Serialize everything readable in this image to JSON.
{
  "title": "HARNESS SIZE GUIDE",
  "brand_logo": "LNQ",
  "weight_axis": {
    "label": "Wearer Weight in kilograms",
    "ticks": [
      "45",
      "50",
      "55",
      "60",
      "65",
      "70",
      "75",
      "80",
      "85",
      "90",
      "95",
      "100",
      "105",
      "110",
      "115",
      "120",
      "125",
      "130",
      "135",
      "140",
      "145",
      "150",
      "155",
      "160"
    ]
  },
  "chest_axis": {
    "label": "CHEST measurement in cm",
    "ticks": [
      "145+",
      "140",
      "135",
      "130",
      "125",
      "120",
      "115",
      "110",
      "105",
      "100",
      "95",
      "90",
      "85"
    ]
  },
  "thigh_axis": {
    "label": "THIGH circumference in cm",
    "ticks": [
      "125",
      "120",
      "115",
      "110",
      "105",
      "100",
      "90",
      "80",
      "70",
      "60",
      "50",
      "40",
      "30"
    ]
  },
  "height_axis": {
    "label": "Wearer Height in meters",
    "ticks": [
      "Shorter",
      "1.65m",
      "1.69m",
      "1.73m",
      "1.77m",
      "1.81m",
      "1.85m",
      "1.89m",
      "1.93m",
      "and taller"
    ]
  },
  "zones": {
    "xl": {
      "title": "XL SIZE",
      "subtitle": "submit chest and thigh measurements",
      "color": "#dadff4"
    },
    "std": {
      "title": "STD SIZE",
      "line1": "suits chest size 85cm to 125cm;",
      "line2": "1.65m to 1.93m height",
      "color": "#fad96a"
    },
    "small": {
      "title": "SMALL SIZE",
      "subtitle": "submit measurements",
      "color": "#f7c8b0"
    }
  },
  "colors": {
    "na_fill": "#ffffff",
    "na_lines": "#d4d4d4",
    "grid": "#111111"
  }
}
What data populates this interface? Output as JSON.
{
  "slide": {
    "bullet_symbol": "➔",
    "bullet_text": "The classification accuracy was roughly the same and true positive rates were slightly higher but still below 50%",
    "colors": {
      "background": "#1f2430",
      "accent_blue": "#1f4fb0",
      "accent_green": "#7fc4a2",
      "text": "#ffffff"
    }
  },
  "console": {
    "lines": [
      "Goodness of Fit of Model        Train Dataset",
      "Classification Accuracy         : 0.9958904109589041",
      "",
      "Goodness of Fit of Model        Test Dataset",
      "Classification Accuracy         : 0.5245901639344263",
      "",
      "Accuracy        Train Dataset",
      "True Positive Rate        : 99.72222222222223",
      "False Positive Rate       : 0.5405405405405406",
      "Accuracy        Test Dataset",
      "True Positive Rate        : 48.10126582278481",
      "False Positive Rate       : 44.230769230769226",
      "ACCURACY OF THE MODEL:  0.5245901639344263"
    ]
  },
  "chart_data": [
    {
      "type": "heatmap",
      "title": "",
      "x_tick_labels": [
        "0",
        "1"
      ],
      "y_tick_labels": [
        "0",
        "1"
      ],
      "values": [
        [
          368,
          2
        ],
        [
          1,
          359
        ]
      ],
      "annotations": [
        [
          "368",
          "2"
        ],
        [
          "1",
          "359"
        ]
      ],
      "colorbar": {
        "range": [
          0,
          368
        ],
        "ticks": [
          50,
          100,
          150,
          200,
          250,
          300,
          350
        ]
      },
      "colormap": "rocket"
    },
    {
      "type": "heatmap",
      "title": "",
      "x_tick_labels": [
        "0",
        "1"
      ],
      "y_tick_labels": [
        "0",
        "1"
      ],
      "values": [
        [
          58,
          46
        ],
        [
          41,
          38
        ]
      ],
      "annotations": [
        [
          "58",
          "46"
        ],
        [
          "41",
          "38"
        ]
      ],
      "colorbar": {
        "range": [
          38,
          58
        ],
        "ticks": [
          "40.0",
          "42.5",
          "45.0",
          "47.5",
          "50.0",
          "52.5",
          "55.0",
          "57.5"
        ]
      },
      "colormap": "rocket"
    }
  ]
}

───

▸ **Problem details**
Set down the entries above again, word for word.

▸ **Answer to the task**
Serialize everything readable in this image to JSON.
{
  "title": "HARNESS SIZE GUIDE",
  "brand_logo": "LNQ",
  "weight_axis": {
    "label": "Wearer Weight in kilograms",
    "ticks": [
      "45",
      "50",
      "55",
      "60",
      "65",
      "70",
      "75",
      "80",
      "85",
      "90",
      "95",
      "100",
      "105",
      "110",
      "115",
      "120",
      "125",
      "130",
      "135",
      "140",
      "145",
      "150",
      "155",
      "160"
    ]
  },
  "chest_axis": {
    "label": "CHEST measurement in cm",
    "ticks": [
      "145+",
      "140",
      "135",
      "130",
      "125",
      "120",
      "115",
      "110",
      "105",
      "100",
      "95",
      "90",
      "85"
    ]
  },
  "thigh_axis": {
    "label": "THIGH circumference in cm",
    "ticks": [
      "125",
      "120",
      "115",
      "110",
      "105",
      "100",
      "90",
      "80",
      "70",
      "60",
      "50",
      "40",
      "30"
    ]
  },
  "height_axis": {
    "label": "Wearer Height in meters",
    "ticks": [
      "Shorter",
      "1.65m",
      "1.69m",
      "1.73m",
      "1.77m",
      "1.81m",
      "1.85m",
      "1.89m",
      "1.93m",
      "and taller"
    ]
  },
  "zones": {
    "xl": {
      "title": "XL SIZE",
      "subtitle": "submit chest and thigh measurements",
      "color": "#dadff4"
    },
    "std": {
      "title": "STD SIZE",
      "line1": "suits chest size 85cm to 125cm;",
      "line2": "1.65m to 1.93m height",
      "color": "#fad96a"
    },
    "small": {
      "title": "SMALL SIZE",
      "subtitle": "submit measurements",
      "color": "#f7c8b0"
    }
  },
  "colors": {
    "na_fill": "#ffffff",
    "na_lines": "#d4d4d4",
    "grid": "#111111"
  }
}
What data populates this interface? Output as JSON.
{
  "slide": {
    "bullet_symbol": "➔",
    "bullet_text": "The classification accuracy was roughly the same and true positive rates were slightly higher but still below 50%",
    "colors": {
      "background": "#1f2430",
      "accent_blue": "#1f4fb0",
      "accent_green": "#7fc4a2",
      "text": "#ffffff"
    }
  },
  "console": {
    "lines": [
      "Goodness of Fit of Model        Train Dataset",
      "Classification Accuracy         : 0.9958904109589041",
      "",
      "Goodness of Fit of Model        Test Dataset",
      "Classification Accuracy         : 0.5245901639344263",
      "",
      "Accuracy        Train Dataset",
      "True Positive Rate        : 99.72222222222223",
      "False Positive Rate       : 0.5405405405405406",
      "Accuracy        Test Dataset",
      "True Positive Rate        : 48.10126582278481",
      "False Positive Rate       : 44.230769230769226",
      "ACCURACY OF THE MODEL:  0.5245901639344263"
    ]
  },
  "chart_data": [
    {
      "type": "heatmap",
      "title": "",
      "x_tick_labels": [
        "0",
        "1"
      ],
      "y_tick_labels": [
        "0",
        "1"
      ],
      "values": [
        [
          368,
          2
        ],
        [
          1,
          359
        ]
      ],
      "annotations": [
        [
          "368",
          "2"
        ],
        [
          "1",
          "359"
        ]
      ],
      "colorbar": {
        "range": [
          0,
          368
        ],
        "ticks": [
          50,
          100,
          150,
          200,
          250,
          300,
          350
        ]
      },
      "colormap": "rocket"
    },
    {
      "type": "heatmap",
      "title": "",
      "x_tick_labels": [
        "0",
        "1"
      ],
      "y_tick_labels": [
        "0",
        "1"
      ],
      "values": [
        [
          58,
          46
        ],
        [
          41,
          38
        ]
      ],
      "annotations": [
        [
          "58",
          "46"
        ],
        [
          "41",
          "38"
        ]
      ],
      "colorbar": {
        "range": [
          38,
          58
        ],
        "ticks": [
          "40.0",
          "42.5",
          "45.0",
          "47.5",
          "50.0",
          "52.5",
          "55.0",
          "57.5"
        ]
      },
      "colormap": "rocket"
    }
  ]
}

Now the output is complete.